> [Estratto del documento]
***

5 mostre a New York per raccontare il 2020

È un’impresa quasi impossibile sintetizzare il 2020 in cinque mostre. Noi ci abbiamo provato, selezionandole all’interno dell’attuale calendario espositivo newyorkese.

Mentre un lunghissimo 2020 si avvia verso la fine, l’arte riflette su ciò che quest’anno di sofferenze, paure e scontri sociali lascia dietro di sé. In tutto il mondo artisti e curatori si interrogano su come riflettere i turbamenti di un momento che sarà raccontato nei libri di storia ma che, per essere realmente compreso, non può ignorare l’unicità delle esperienze personali e delle storie individuali che lo compongono. Abbiamo selezionato alcune mostre in corso in questi giorni a New York che offrono importanti spunti di riflessione, per chiudere il 2020 con la speranza di aver almeno imparato qualcosa.

Maurita Cardone

20/20 ‒ DAVID ZWIRNER GALLERY

Toba Khedoori, Untitled, 2020 © Toba Khedoori. Courtesy the artist & David Zwirner & Regen Projects

Toba Khedoori, Untitled, 2020 © Toba Khedoori. Courtesy the artist & David Zwirner & Regen Projects

Una collettiva con opere di artisti della scuderia Zwirner prova a raccontare le nuove visioni scaturite da questo difficile anno. Barbara Kruger, Yayoi Kusama, Oscar Murillo, Richard Serra e molti altri scelgono ognuno mezzi e linguaggi diversi, ma tutti i lavori sembrano attraversati da una sorta di preoccupazione intima, interiore, che porta a un ripiegamento verso se stessi.
Il 2020 potrebbe passare alla storia come uno spartiacque, è la constatazione da cui partono i curatori, e allora la domanda è cosa ci aspetti dopo. “Sebbene non possiamo conoscere il futuro” ‒ si legge nel comunicato stampa che accompagna la mostra ‒, “le nostre menti non fanno che speculare, ripensando ansiosamente e cercando una visione che vada oltre. Qualsiasi sia quella visione, che implichi una rinascita o una serie di nuovi inizi, gli artisti possono aiutarci a immaginarla, poiché il lavoro che stanno facendo ora può contenere i semi del futuro che non possiamo ancora vedere”.

***

> [Materiale estratto]

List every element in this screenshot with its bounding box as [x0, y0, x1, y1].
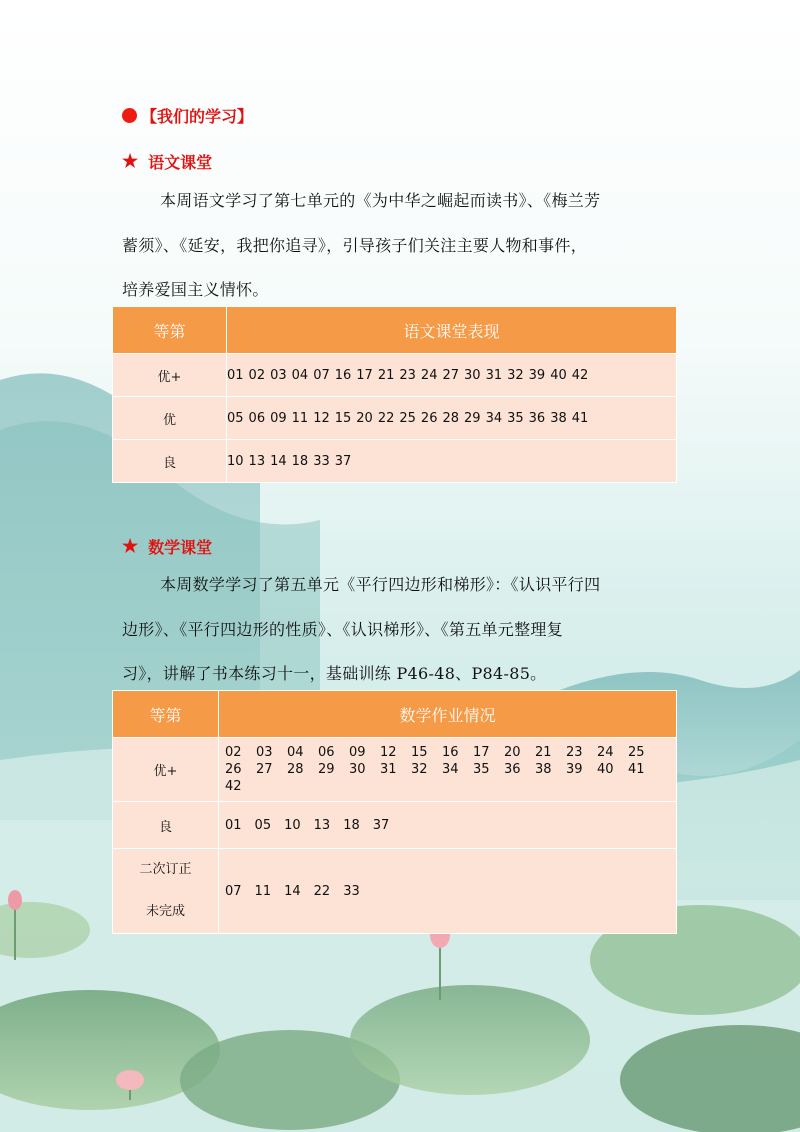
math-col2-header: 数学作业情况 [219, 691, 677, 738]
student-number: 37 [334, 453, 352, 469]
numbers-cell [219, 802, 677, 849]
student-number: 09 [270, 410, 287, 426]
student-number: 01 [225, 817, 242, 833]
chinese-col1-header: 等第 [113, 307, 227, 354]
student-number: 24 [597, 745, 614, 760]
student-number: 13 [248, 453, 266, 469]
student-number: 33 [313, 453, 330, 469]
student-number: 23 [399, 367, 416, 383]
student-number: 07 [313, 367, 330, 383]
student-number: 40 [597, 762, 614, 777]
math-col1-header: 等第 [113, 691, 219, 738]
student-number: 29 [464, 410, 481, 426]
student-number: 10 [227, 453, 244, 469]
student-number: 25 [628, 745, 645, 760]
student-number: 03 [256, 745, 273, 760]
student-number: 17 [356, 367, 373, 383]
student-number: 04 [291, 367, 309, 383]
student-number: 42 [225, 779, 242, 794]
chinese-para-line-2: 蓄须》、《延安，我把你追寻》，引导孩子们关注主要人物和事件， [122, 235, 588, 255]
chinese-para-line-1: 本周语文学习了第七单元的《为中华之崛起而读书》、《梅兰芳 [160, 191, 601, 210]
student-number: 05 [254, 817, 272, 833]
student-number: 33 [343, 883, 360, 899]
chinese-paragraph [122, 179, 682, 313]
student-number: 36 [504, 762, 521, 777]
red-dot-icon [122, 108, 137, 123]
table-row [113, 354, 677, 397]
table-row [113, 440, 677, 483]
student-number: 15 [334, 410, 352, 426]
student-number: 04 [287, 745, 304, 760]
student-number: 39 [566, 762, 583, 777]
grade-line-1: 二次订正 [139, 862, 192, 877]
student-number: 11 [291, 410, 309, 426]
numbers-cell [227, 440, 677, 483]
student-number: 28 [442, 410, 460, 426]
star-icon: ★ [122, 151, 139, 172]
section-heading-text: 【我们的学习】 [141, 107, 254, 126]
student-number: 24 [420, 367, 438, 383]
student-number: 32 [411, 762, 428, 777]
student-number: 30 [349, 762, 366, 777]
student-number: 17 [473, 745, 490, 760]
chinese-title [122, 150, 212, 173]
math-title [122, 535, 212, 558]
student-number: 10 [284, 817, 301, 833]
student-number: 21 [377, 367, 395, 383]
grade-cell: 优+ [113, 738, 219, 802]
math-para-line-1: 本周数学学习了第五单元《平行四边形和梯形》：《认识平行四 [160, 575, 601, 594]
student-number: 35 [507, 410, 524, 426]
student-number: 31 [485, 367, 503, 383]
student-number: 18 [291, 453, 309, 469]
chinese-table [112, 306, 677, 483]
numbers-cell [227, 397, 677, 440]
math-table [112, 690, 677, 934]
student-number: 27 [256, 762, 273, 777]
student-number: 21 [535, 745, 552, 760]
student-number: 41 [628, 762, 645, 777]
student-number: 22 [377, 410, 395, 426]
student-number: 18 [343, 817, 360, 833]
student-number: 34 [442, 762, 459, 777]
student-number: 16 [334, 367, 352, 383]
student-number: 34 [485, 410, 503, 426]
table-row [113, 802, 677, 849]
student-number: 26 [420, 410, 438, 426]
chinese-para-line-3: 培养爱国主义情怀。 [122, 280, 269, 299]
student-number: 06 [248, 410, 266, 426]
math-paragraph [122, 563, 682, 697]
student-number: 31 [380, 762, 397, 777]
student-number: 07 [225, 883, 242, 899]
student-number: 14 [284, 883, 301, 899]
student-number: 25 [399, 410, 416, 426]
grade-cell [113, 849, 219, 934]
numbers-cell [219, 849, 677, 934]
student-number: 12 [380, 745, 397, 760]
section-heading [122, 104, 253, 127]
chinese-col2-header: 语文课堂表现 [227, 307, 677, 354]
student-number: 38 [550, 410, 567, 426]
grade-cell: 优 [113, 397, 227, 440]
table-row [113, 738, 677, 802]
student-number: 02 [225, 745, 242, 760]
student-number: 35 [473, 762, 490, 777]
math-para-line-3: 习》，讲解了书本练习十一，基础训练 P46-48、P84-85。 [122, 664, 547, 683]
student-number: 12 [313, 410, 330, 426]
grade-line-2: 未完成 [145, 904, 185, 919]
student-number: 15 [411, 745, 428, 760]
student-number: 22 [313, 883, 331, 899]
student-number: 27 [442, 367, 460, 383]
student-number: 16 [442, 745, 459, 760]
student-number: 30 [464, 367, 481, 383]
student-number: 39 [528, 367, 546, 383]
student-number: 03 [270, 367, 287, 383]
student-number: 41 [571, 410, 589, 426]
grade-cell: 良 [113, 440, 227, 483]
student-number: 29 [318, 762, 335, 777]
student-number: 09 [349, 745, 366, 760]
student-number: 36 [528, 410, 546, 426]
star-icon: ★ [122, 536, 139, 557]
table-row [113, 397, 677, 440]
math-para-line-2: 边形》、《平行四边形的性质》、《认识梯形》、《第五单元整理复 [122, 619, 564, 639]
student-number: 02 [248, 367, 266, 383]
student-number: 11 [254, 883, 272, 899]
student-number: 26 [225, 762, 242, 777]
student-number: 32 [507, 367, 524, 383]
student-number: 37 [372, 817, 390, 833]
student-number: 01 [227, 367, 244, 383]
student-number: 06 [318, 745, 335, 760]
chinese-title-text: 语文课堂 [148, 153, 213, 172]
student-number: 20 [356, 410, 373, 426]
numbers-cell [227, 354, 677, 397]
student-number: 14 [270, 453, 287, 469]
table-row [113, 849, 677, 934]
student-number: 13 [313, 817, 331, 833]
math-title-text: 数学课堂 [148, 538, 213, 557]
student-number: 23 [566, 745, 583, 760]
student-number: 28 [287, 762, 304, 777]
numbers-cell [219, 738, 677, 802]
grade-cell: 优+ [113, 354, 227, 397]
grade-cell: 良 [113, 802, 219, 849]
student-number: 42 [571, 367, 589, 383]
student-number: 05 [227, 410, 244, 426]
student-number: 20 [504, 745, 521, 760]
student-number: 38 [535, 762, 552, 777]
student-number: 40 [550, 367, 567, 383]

***

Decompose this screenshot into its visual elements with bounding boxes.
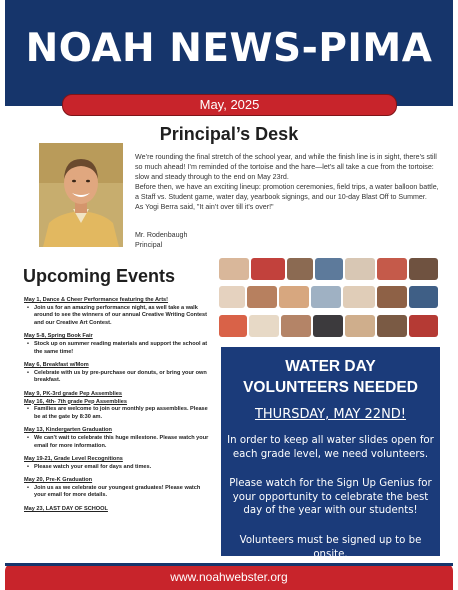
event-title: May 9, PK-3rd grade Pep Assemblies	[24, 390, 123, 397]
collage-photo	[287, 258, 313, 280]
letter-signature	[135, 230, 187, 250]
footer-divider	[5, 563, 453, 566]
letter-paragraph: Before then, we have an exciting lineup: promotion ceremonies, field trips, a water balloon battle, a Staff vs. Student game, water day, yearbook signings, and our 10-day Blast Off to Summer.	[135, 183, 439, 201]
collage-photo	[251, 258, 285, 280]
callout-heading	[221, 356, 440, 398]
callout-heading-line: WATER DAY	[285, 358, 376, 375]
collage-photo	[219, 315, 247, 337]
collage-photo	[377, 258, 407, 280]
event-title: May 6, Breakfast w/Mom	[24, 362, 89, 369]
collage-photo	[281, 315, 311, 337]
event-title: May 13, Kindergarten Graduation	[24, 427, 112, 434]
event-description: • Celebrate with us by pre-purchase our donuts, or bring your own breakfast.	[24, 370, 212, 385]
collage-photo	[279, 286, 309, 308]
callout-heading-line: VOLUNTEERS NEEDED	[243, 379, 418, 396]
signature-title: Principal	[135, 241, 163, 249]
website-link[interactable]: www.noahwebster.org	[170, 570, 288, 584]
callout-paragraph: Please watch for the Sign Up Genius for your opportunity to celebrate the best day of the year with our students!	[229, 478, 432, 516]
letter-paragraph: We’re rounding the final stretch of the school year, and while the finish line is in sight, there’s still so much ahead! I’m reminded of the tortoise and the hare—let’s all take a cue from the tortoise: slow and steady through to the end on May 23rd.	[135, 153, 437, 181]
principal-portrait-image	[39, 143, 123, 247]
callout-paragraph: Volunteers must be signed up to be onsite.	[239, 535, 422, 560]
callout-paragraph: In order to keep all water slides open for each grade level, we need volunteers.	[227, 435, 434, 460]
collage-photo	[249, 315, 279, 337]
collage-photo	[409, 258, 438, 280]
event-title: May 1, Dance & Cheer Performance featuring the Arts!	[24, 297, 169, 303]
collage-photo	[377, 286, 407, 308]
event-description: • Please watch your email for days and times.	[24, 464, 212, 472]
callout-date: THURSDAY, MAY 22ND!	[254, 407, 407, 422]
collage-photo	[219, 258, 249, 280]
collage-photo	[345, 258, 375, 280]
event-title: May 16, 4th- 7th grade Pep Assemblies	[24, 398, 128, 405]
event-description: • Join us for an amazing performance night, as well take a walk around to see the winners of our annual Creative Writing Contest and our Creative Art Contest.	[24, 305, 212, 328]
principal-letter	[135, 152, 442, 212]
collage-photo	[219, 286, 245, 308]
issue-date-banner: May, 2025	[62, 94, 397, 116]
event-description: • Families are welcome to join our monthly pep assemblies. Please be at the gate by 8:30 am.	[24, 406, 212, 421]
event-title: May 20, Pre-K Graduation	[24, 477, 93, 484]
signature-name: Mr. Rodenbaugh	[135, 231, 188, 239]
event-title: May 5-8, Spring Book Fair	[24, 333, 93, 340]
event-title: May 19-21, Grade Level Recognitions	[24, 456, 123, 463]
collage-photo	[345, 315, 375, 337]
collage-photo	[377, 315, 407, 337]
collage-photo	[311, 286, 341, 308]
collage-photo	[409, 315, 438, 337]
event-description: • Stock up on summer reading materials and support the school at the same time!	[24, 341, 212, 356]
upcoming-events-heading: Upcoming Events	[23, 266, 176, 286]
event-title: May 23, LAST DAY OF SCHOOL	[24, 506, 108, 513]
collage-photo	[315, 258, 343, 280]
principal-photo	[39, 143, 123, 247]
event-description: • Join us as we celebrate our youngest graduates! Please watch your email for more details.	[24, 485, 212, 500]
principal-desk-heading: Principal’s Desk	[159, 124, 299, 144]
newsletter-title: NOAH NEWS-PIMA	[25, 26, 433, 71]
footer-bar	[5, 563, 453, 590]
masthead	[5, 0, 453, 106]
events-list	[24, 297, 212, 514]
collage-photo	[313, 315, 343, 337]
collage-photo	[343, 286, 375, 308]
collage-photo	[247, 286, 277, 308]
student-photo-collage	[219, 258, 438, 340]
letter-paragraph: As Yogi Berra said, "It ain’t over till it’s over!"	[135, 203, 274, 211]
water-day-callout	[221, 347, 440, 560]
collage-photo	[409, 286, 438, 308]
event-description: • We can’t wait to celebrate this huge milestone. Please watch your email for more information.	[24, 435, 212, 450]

***

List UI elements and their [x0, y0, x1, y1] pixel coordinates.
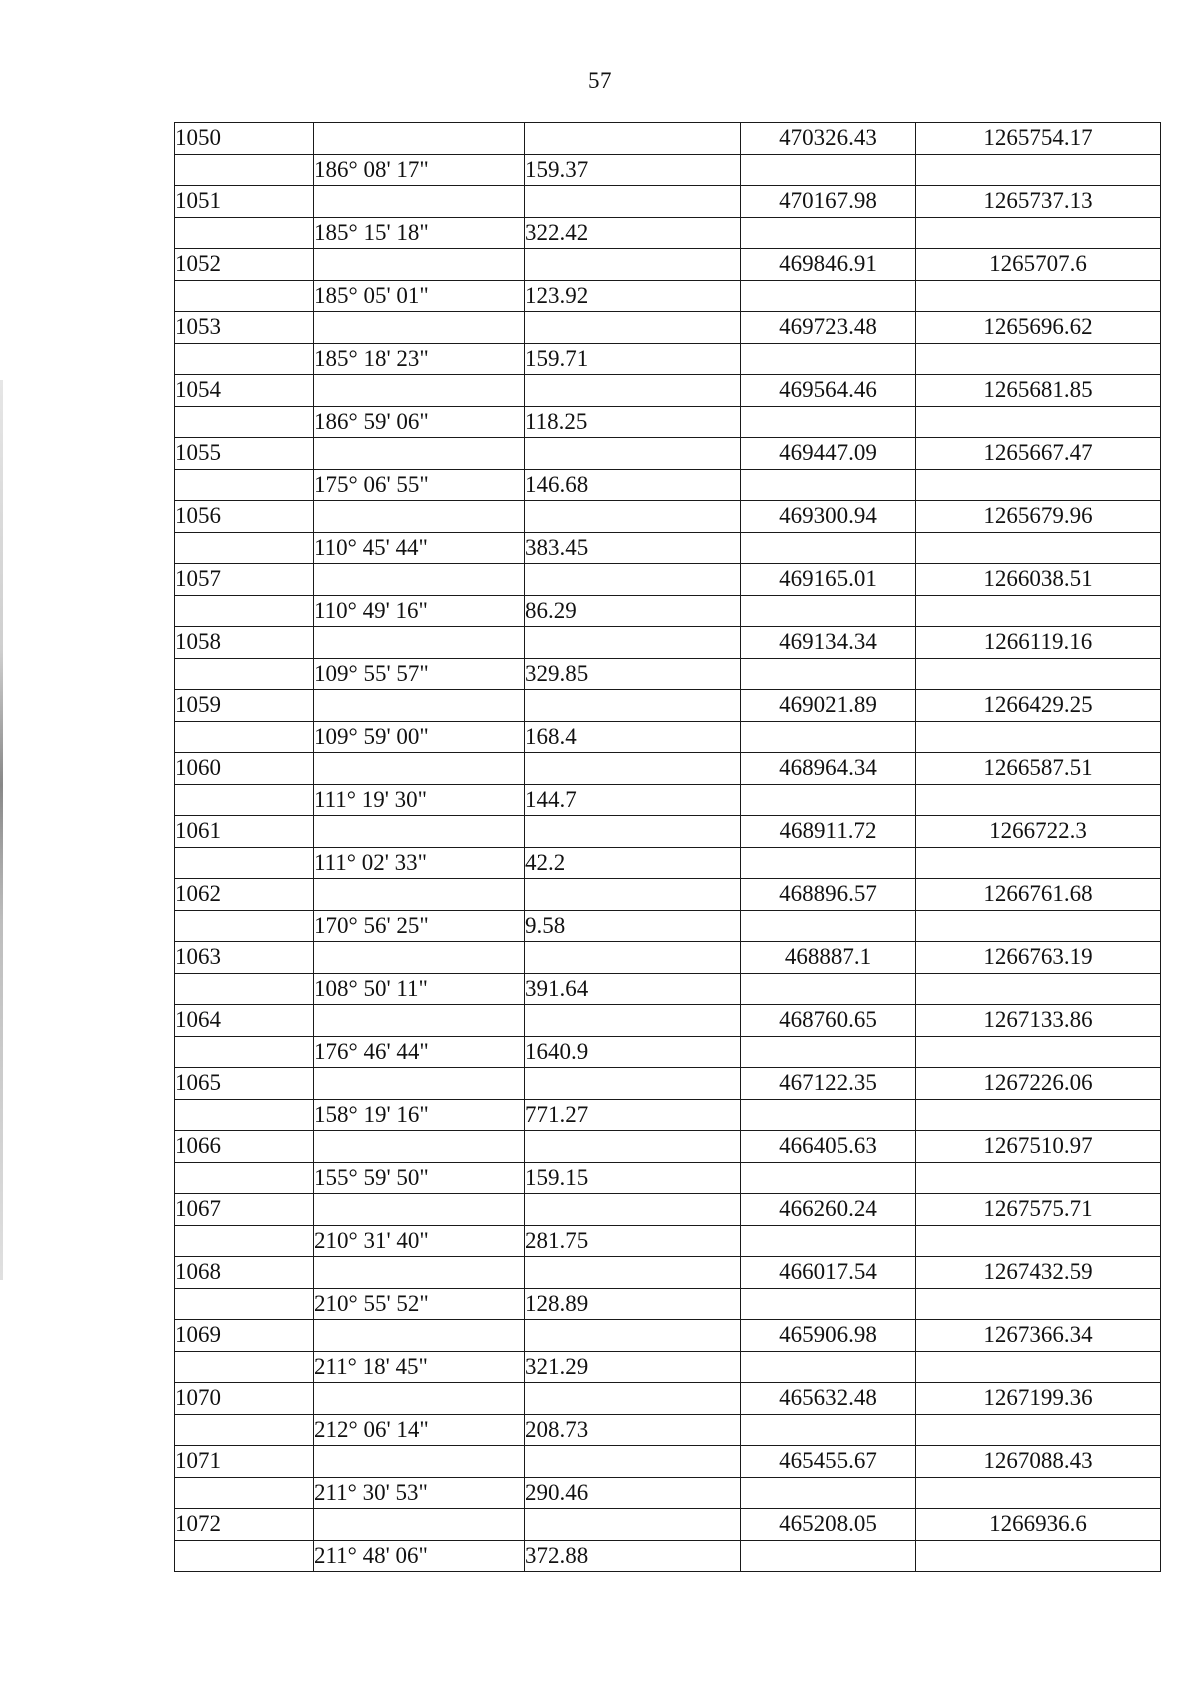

***

> [Problema da risolvere] Prosegui l'articolo sulle cinque mostre newyorkesi che raccontano il 2020, ripartendo subito dopo l'ultima frase riportata.

> [Problema risolto]
New York // fino al 19 dicembre 2020
20/20
DAVID ZWIRNER
537 West 20th Street
https://www.davidzwirner.com

SELF MUST DIE ‒ PETZEL GALLERY

Derek Fordjour, Procession (After Ellis Wilson), 2020. Courtesy Petzel Gallery

Derek Fordjour, Procession (After Ellis Wilson), 2020. Courtesy Petzel Gallery

Questa personale dell’artista di origini ghanesi Derek Fordjour è una risposta diretta al momento storico che stiamo vivendo, un’esplorazione dello stato d’ansia personale e collettivo derivato dal contatto con la morte e dall’ipervisibilità delle violenze razziali.
La mostra è composta da tre parti: la prima raccoglie una serie di nuovi collage, alcuni dei quali attingono dalle tradizioni funerarie africane, altri alludono all’ego dell’artista che deve morire per far emergere il suo io più profondo; la seconda, Fly Away, è uno spettacolo di marionette dal vivo in cui un personaggio ignoto si rivela attraverso una serie di vittorie e sconfitte che suscitano una riflessione sulle idee di dipendenza e autonomia; l’ultima parte è un’installazione scultorea dal titolo Vestibule in cui l’artista ripensa lo spazio espositivo come uno spazio sacro in cui presenta una serie di oggetti intrisi di rimandi alla Bibbia e alla Teologia Nera di James Cone.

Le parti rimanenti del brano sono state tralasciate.